## [EXERCISE AIM]
Leave the pictures out and transcribe every record exactly.

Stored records
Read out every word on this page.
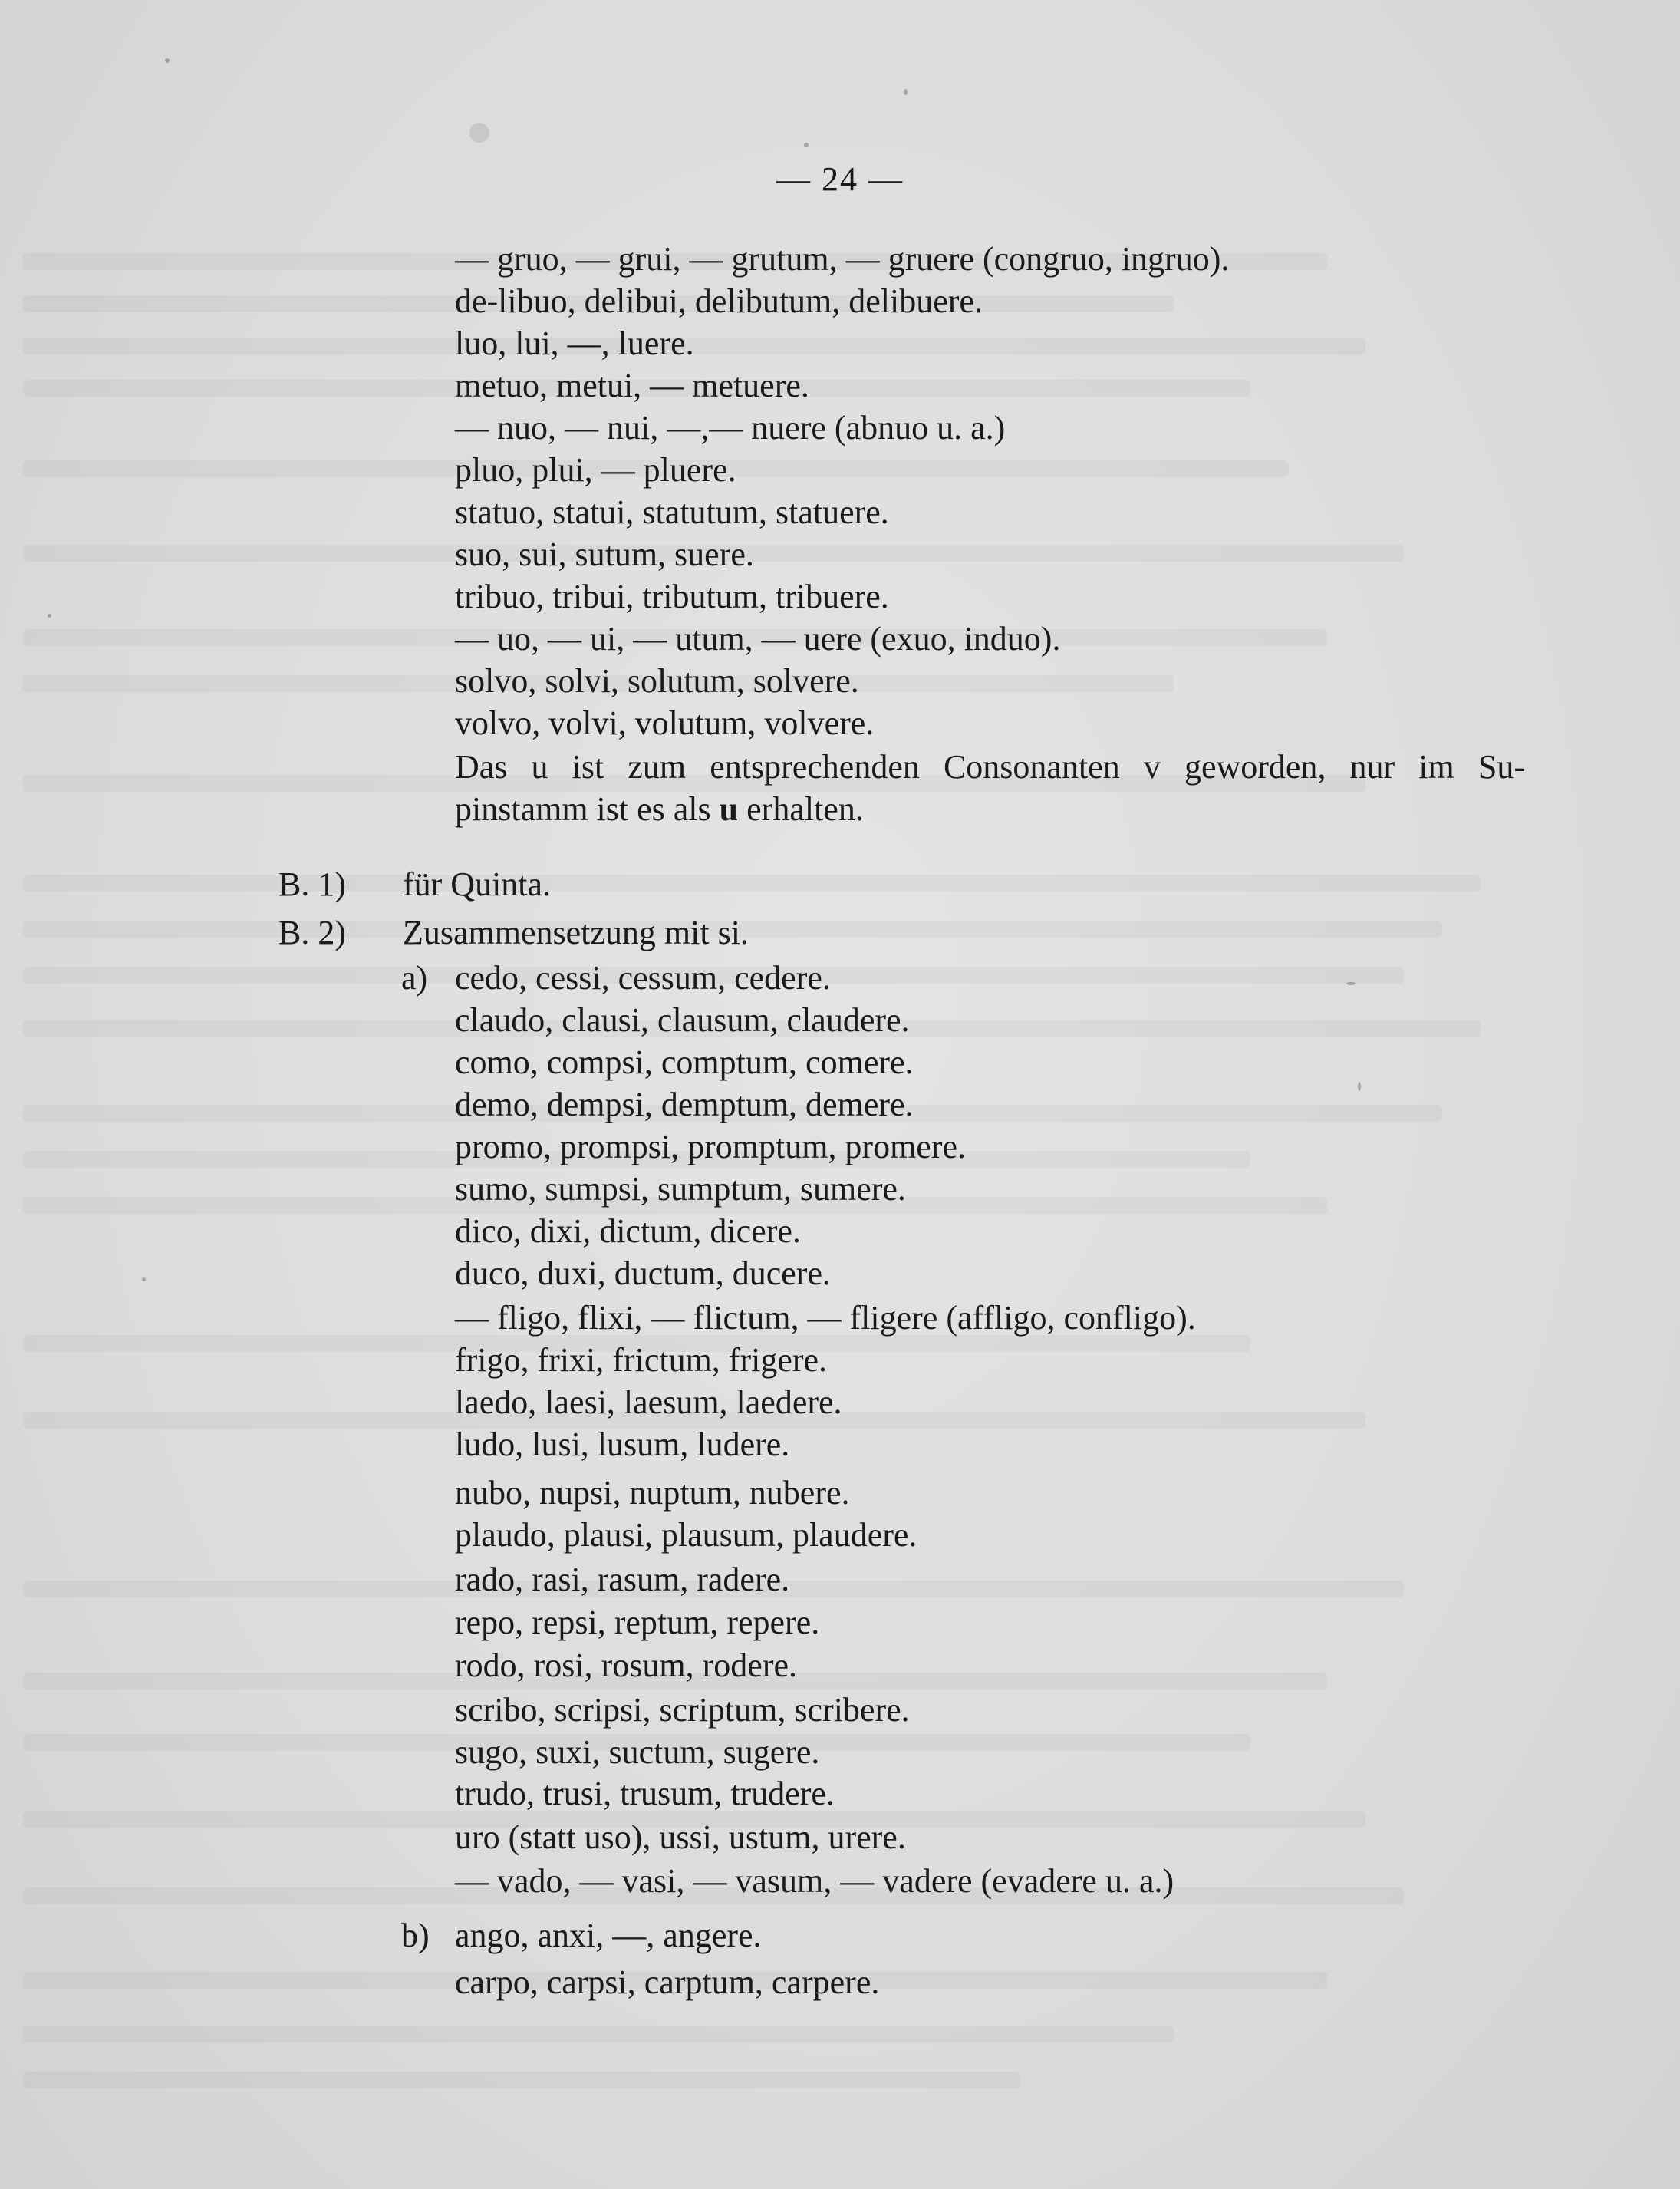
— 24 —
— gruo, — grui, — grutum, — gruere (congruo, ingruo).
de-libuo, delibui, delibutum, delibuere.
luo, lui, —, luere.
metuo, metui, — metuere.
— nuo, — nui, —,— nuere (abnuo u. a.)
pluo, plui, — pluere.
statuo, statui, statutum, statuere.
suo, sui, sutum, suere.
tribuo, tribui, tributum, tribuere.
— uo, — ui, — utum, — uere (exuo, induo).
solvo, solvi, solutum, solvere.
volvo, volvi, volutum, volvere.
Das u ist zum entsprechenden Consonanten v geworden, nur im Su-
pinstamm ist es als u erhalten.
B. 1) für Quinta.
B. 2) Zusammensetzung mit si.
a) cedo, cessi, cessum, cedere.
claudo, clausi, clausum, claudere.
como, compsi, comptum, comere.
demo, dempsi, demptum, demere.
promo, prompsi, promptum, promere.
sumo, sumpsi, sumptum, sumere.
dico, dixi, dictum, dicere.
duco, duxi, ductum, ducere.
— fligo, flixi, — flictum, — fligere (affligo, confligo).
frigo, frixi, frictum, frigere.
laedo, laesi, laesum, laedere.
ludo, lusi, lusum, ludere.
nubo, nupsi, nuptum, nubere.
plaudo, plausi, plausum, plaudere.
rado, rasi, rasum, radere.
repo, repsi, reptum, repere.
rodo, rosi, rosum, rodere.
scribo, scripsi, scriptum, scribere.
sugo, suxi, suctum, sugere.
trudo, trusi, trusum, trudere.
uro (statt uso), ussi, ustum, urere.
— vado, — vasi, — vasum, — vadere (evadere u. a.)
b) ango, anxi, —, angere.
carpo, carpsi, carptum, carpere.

## [WRITTEN ANSWER]
Read out every word on this page.
— 24 —
— gruo, — grui, — grutum, — gruere (congruo, ingruo).
de-libuo, delibui, delibutum, delibuere.
luo, lui, —, luere.
metuo, metui, — metuere.
— nuo, — nui, —,— nuere (abnuo u. a.)
pluo, plui, — pluere.
statuo, statui, statutum, statuere.
suo, sui, sutum, suere.
tribuo, tribui, tributum, tribuere.
— uo, — ui, — utum, — uere (exuo, induo).
solvo, solvi, solutum, solvere.
volvo, volvi, volutum, volvere.
Das u ist zum entsprechenden Consonanten v geworden, nur im Su-
pinstamm ist es als u erhalten.
B. 1) für Quinta.
B. 2) Zusammensetzung mit si.
a) cedo, cessi, cessum, cedere.
claudo, clausi, clausum, claudere.
como, compsi, comptum, comere.
demo, dempsi, demptum, demere.
promo, prompsi, promptum, promere.
sumo, sumpsi, sumptum, sumere.
dico, dixi, dictum, dicere.
duco, duxi, ductum, ducere.
— fligo, flixi, — flictum, — fligere (affligo, confligo).
frigo, frixi, frictum, frigere.
laedo, laesi, laesum, laedere.
ludo, lusi, lusum, ludere.
nubo, nupsi, nuptum, nubere.
plaudo, plausi, plausum, plaudere.
rado, rasi, rasum, radere.
repo, repsi, reptum, repere.
rodo, rosi, rosum, rodere.
scribo, scripsi, scriptum, scribere.
sugo, suxi, suctum, sugere.
trudo, trusi, trusum, trudere.
uro (statt uso), ussi, ustum, urere.
— vado, — vasi, — vasum, — vadere (evadere u. a.)
b) ango, anxi, —, angere.
carpo, carpsi, carptum, carpere.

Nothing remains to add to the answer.